** Task statement **
Determine how many lines contain the string "date". Reply with that figure and nothing else.
################
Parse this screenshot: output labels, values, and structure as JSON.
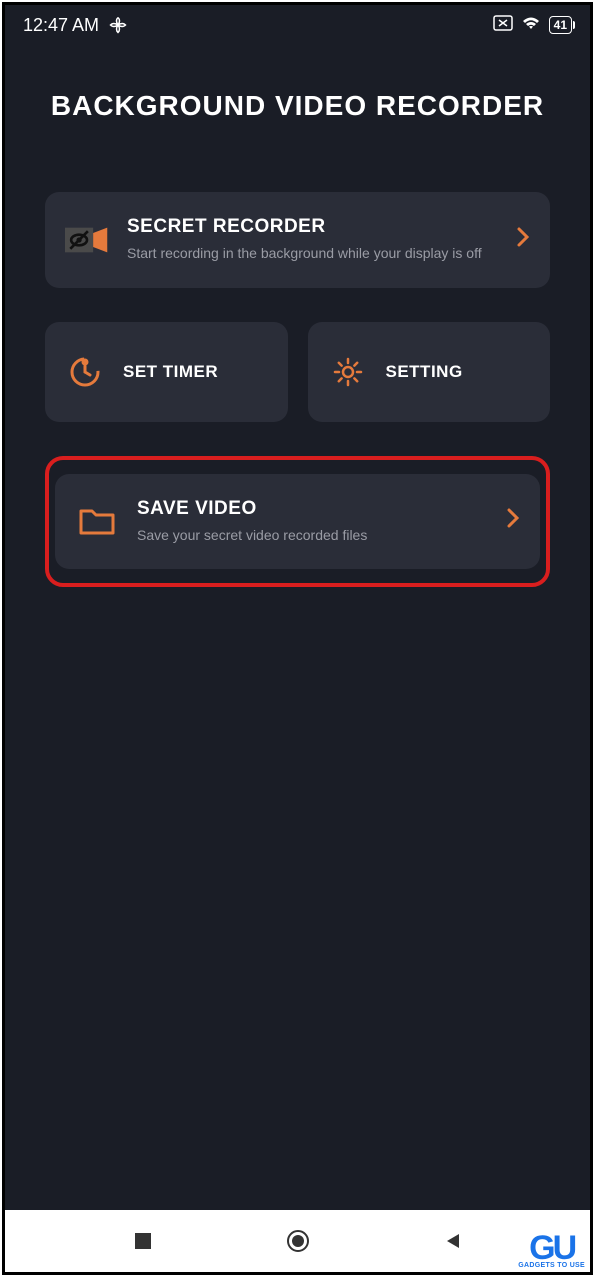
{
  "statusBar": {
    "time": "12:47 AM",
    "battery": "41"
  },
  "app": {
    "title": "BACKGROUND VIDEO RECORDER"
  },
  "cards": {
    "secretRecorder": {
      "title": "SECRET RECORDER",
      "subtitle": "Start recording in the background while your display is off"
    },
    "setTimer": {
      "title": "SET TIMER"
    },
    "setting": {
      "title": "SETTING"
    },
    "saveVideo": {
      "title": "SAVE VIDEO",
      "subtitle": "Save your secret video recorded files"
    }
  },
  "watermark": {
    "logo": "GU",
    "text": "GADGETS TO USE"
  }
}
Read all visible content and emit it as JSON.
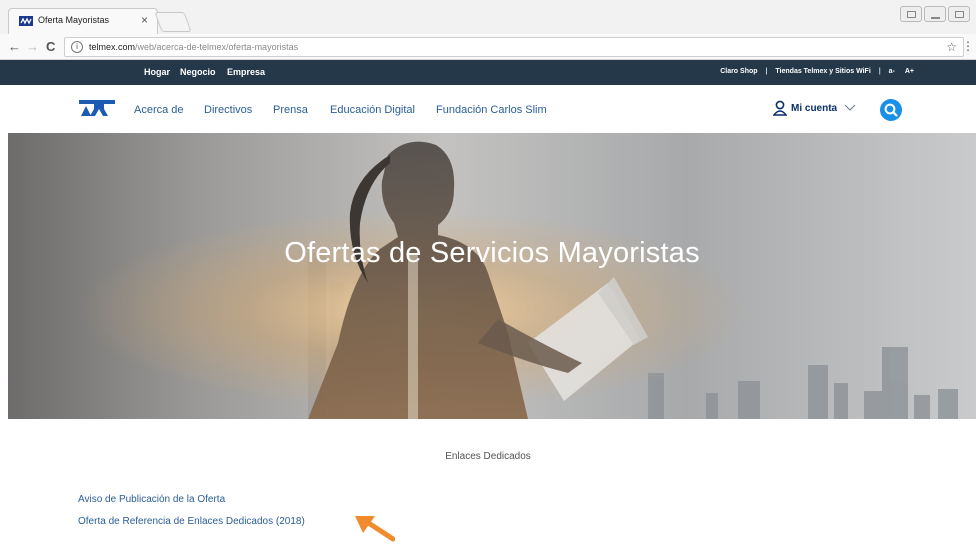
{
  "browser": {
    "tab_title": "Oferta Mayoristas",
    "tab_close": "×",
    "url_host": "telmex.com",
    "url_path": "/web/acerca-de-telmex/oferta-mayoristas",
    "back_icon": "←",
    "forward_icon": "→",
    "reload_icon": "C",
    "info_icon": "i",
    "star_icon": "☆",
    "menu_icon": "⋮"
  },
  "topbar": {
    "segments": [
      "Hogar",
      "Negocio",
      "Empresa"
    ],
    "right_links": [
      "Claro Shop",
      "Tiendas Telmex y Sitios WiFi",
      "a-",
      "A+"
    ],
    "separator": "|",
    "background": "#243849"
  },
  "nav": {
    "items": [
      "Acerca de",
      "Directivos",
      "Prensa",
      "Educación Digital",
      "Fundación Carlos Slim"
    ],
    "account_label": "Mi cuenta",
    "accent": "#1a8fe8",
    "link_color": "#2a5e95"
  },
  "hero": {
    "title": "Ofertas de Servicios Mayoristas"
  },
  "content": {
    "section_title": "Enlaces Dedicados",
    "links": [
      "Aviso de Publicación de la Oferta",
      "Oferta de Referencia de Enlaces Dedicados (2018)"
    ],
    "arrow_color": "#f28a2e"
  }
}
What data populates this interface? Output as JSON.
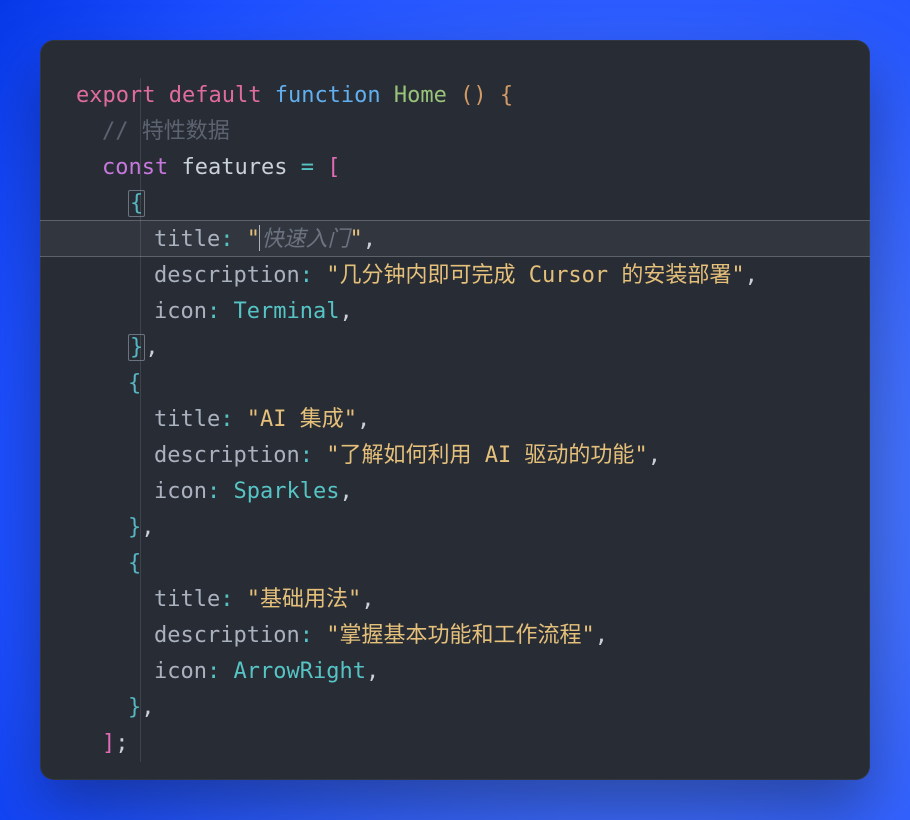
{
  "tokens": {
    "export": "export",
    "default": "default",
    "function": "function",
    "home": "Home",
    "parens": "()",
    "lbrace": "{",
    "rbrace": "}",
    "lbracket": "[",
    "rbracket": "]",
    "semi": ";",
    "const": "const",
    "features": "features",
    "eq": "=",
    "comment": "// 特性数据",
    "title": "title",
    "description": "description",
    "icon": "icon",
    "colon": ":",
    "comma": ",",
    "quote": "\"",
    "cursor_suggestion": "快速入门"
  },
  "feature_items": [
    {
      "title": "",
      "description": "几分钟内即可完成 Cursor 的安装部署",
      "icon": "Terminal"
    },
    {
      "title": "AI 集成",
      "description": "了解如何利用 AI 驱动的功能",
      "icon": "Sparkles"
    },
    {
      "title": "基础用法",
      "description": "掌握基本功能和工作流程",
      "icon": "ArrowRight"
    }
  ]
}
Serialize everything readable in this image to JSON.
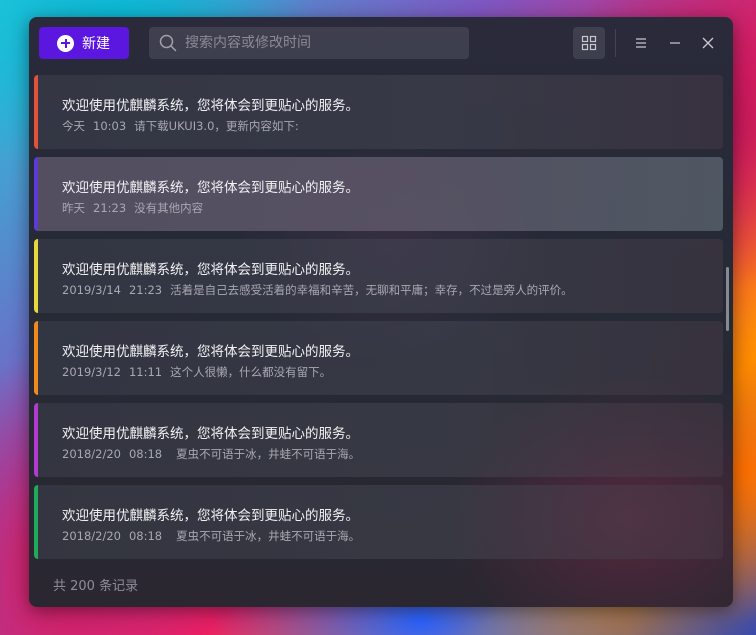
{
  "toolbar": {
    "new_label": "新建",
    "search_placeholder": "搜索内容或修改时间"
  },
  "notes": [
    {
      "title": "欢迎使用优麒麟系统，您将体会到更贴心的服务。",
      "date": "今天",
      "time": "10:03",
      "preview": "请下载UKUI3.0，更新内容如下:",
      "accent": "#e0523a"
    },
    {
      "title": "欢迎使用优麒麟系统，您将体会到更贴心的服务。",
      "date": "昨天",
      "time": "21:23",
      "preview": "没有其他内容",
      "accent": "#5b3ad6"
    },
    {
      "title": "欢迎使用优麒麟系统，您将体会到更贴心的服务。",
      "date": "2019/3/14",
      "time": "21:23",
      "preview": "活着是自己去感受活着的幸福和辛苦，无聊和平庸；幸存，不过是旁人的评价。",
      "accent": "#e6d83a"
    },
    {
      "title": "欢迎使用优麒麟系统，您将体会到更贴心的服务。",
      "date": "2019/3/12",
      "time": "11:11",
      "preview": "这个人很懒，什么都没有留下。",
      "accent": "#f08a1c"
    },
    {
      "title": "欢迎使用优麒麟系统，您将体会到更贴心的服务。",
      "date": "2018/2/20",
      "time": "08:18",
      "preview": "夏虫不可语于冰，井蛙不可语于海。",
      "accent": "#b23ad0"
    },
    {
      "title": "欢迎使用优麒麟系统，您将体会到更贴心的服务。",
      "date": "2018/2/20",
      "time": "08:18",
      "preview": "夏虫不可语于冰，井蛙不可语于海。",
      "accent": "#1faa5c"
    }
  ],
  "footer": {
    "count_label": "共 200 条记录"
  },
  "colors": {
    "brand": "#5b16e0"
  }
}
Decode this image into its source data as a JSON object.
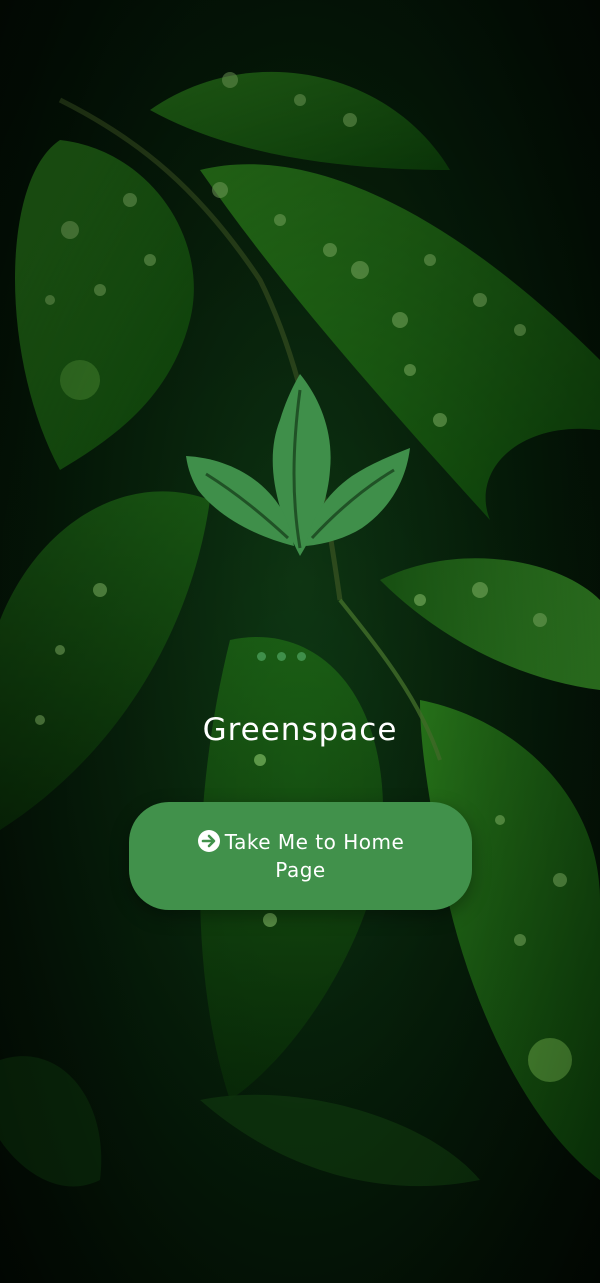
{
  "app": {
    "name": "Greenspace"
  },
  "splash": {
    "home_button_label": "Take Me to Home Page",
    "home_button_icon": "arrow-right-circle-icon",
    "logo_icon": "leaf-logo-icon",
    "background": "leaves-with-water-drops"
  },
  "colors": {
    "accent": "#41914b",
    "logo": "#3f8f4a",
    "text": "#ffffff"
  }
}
################
** Full solution **
6